2023.12.25 [インタビュー]
TIFF Times号外 ケリー・ライカート インタビュー〈長尺版〉

ケリー・ライカート インタビュー

©2023 TIFF

 
取材・リード 赤塚成人 通訳&テキスト 山本航
 
ここに掲げるのは、11月1日付「TIFF Times」に掲載した、ケリー・ライカート監督の取材記事のフル・バージョンです。取材は監督が帰米する10月31日の朝、築地の東京国際映画祭事務局で行われました。
 
第36回東京国際映画祭の共催企画、「小津安二郎生誕120年記念シンポジウム “SHOULDERS OF GIANTS”」(10月27日三越劇場)に登壇するため、ケリー・ライカートは来日しましたが、シンポジウムでは時間が足りず、思う存分に小津作品を語れずに終わった嫌いがありました。この歯痒さを解消するために本紙は取材を行いましたが、デイリーの限られた紙面では要約を掲げるのみとなり、こぼれ落ちた話もたくさんありました。
 
『ファースト・カウ』(2019)と『ショーイング・アップ』(2022)が日本公開されたタイミングで、1時間近くあった取材の内容をまるまる紹介できることを、TIFF Timesチーム一同大変うれしく思います。号外のウェブ掲載に協力してくださった東京国際映画祭のスタッフに感謝を申し上げます。

> [やること]
上の記事によると、ケリー・ライカート監督への取材はいつ、どこで行われましたか。

> [取り出した情報]
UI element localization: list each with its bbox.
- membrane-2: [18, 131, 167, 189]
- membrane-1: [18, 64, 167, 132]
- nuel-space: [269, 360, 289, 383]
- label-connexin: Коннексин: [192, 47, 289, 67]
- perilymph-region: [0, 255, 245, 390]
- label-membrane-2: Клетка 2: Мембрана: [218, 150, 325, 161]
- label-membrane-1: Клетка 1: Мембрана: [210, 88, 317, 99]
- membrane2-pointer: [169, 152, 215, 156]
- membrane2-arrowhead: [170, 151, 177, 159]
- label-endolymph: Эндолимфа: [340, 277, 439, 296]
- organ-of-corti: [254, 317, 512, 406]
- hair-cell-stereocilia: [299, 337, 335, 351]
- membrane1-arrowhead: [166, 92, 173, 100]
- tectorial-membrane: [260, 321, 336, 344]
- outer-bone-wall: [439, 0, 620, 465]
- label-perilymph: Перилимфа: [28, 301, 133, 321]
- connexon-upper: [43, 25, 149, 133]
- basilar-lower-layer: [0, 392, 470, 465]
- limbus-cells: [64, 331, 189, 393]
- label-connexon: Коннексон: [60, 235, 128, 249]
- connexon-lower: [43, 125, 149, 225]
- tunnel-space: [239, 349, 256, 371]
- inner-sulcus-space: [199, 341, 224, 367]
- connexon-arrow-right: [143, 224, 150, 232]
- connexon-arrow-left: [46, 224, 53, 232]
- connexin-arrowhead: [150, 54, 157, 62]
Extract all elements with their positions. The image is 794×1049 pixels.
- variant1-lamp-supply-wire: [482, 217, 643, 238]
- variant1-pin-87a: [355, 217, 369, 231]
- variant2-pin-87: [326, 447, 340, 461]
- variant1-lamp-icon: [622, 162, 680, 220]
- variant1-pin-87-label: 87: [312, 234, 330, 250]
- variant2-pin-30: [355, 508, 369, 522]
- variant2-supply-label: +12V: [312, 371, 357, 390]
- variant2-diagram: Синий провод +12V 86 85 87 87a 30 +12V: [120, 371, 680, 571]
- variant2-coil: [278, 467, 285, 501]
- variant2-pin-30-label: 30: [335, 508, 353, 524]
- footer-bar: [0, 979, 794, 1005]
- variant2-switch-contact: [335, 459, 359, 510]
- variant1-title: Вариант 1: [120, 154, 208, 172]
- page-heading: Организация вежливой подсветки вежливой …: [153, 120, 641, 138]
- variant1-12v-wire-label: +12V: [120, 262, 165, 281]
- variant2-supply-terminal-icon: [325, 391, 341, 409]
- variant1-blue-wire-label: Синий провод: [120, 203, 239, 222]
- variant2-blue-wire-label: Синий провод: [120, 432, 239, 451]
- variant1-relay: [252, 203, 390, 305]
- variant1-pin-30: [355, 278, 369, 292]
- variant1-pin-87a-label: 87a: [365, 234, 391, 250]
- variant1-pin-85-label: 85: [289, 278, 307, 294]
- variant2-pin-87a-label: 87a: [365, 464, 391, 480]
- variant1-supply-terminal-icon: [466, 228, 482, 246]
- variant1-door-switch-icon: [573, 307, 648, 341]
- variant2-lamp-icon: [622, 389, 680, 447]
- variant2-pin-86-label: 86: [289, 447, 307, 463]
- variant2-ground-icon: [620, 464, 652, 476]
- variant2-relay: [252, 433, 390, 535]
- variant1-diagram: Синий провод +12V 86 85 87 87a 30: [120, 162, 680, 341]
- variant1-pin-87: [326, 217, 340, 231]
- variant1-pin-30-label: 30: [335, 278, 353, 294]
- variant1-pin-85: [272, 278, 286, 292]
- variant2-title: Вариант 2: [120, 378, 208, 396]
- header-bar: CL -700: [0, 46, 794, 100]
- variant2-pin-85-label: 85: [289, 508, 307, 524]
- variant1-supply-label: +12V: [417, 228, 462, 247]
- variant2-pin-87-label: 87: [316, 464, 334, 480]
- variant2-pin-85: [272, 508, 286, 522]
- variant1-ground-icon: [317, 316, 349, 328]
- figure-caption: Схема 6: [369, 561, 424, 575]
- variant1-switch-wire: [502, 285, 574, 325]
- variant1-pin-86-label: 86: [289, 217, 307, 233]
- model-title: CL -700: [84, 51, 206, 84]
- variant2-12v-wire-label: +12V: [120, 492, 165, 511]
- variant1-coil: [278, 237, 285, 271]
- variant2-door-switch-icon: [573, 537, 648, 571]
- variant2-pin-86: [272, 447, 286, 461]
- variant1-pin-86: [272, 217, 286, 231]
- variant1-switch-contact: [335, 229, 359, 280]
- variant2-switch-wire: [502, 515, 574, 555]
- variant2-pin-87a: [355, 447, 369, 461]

> [答え]
10月31日の朝、築地の東京国際映画祭事務局で行われました。